* **Recorded data**:

# # #

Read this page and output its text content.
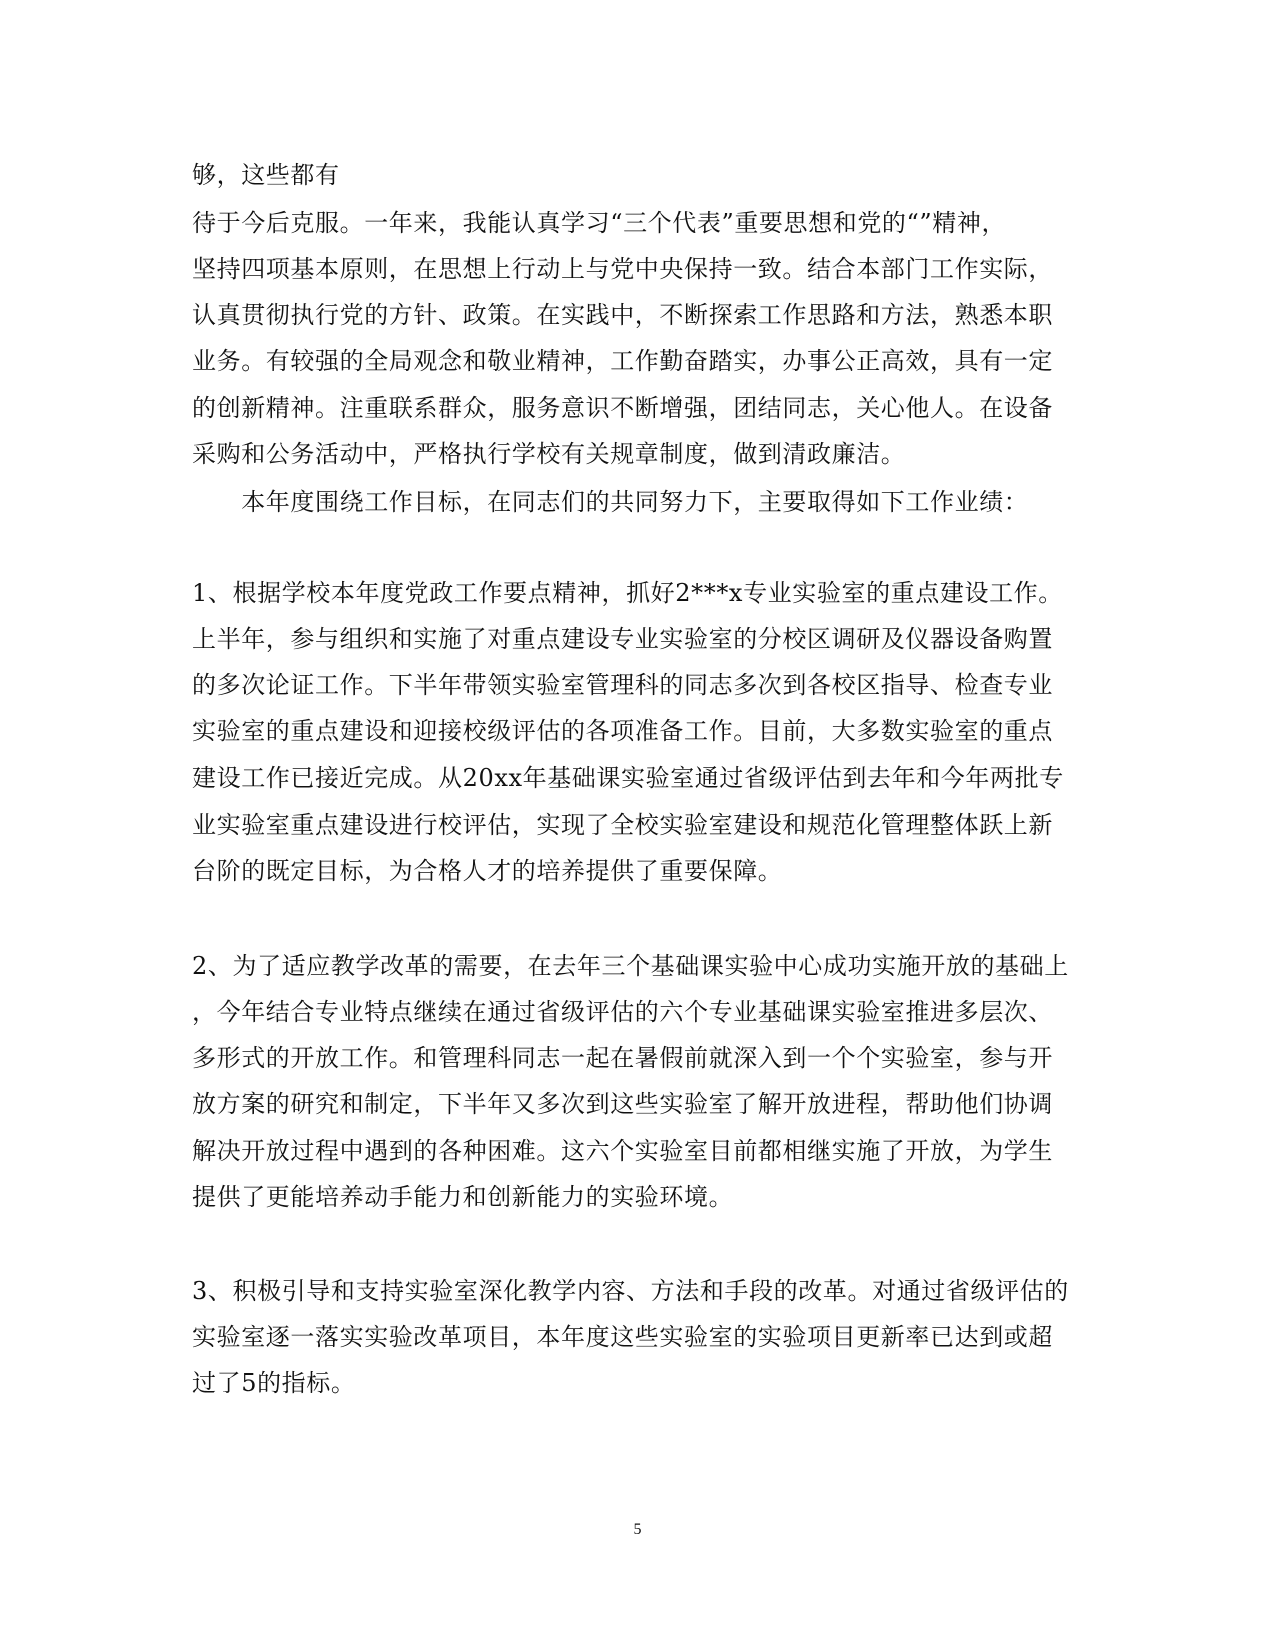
够，这些都有
待于今后克服。一年来，我能认真学习“三个代表”重要思想和党的“”精神，
坚持四项基本原则，在思想上行动上与党中央保持一致。结合本部门工作实际，
认真贯彻执行党的方针、政策。在实践中，不断探索工作思路和方法，熟悉本职
业务。有较强的全局观念和敬业精神，工作勤奋踏实，办事公正高效，具有一定
的创新精神。注重联系群众，服务意识不断增强，团结同志，关心他人。在设备
采购和公务活动中，严格执行学校有关规章制度，做到清政廉洁。
　　本年度围绕工作目标，在同志们的共同努力下，主要取得如下工作业绩：
1、根据学校本年度党政工作要点精神，抓好2***x专业实验室的重点建设工作。
上半年，参与组织和实施了对重点建设专业实验室的分校区调研及仪器设备购置
的多次论证工作。下半年带领实验室管理科的同志多次到各校区指导、检查专业
实验室的重点建设和迎接校级评估的各项准备工作。目前，大多数实验室的重点
建设工作已接近完成。从20xx年基础课实验室通过省级评估到去年和今年两批专
业实验室重点建设进行校评估，实现了全校实验室建设和规范化管理整体跃上新
台阶的既定目标，为合格人才的培养提供了重要保障。
2、为了适应教学改革的需要，在去年三个基础课实验中心成功实施开放的基础上
，今年结合专业特点继续在通过省级评估的六个专业基础课实验室推进多层次、
多形式的开放工作。和管理科同志一起在暑假前就深入到一个个实验室，参与开
放方案的研究和制定，下半年又多次到这些实验室了解开放进程，帮助他们协调
解决开放过程中遇到的各种困难。这六个实验室目前都相继实施了开放，为学生
提供了更能培养动手能力和创新能力的实验环境。
3、积极引导和支持实验室深化教学内容、方法和手段的改革。对通过省级评估的
实验室逐一落实实验改革项目，本年度这些实验室的实验项目更新率已达到或超
过了5的指标。
5
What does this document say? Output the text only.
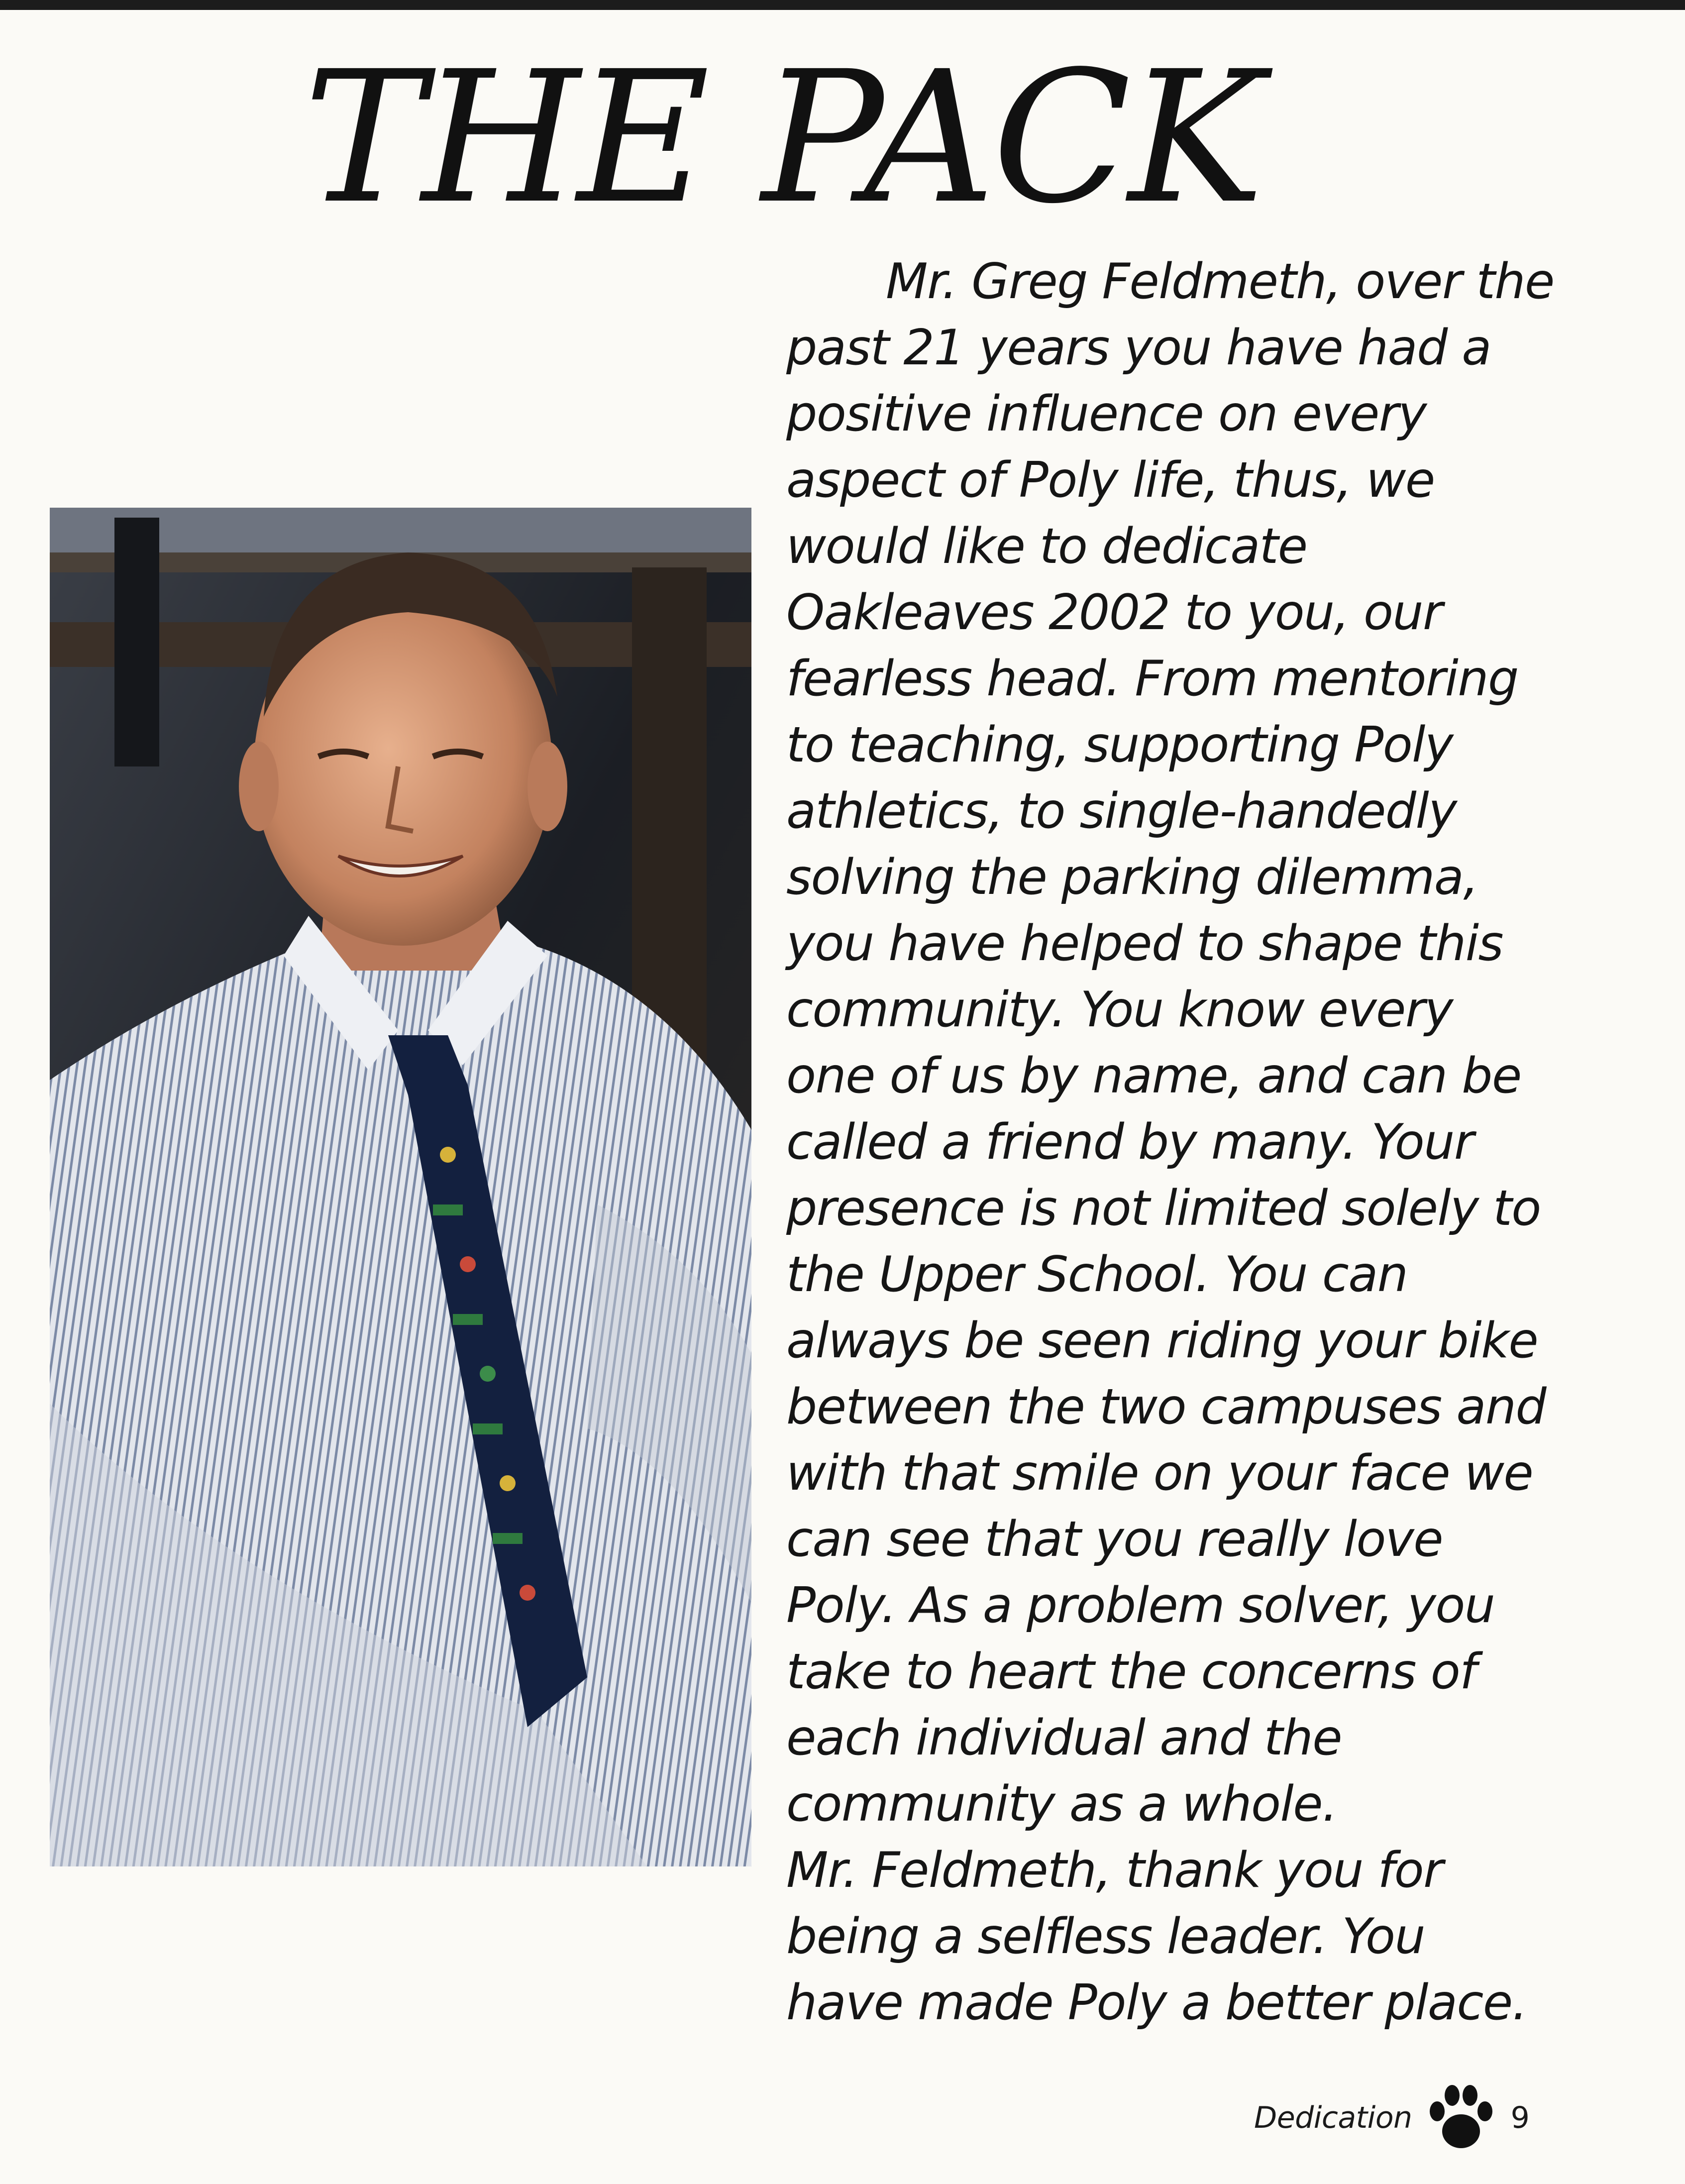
THE PACK
Mr. Greg Feldmeth, over the
past 21 years you have had a
positive influence on every
aspect of Poly life, thus, we
would like to dedicate
Oakleaves 2002 to you, our
fearless head. From mentoring
to teaching, supporting Poly
athletics, to single-handedly
solving the parking dilemma,
you have helped to shape this
community. You know every
one of us by name, and can be
called a friend by many. Your
presence is not limited solely to
the Upper School. You can
always be seen riding your bike
between the two campuses and
with that smile on your face we
can see that you really love
Poly. As a problem solver, you
take to heart the concerns of
each individual and the
community as a whole.
Mr. Feldmeth, thank you for
being a selfless leader. You
have made Poly a better place.
Dedication	9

# # #

* **Problem**: Leave out the pictures, and extract exactly the lines from the one with "What does this" through the end of the records, both ends included.

* **Solution to this problem**:
What does this document say? Output the text only.
THE PACK
Mr. Greg Feldmeth, over the
past 21 years you have had a
positive influence on every
aspect of Poly life, thus, we
would like to dedicate
Oakleaves 2002 to you, our
fearless head. From mentoring
to teaching, supporting Poly
athletics, to single-handedly
solving the parking dilemma,
you have helped to shape this
community. You know every
one of us by name, and can be
called a friend by many. Your
presence is not limited solely to
the Upper School. You can
always be seen riding your bike
between the two campuses and
with that smile on your face we
can see that you really love
Poly. As a problem solver, you
take to heart the concerns of
each individual and the
community as a whole.
Mr. Feldmeth, thank you for
being a selfless leader. You
have made Poly a better place.
Dedication	9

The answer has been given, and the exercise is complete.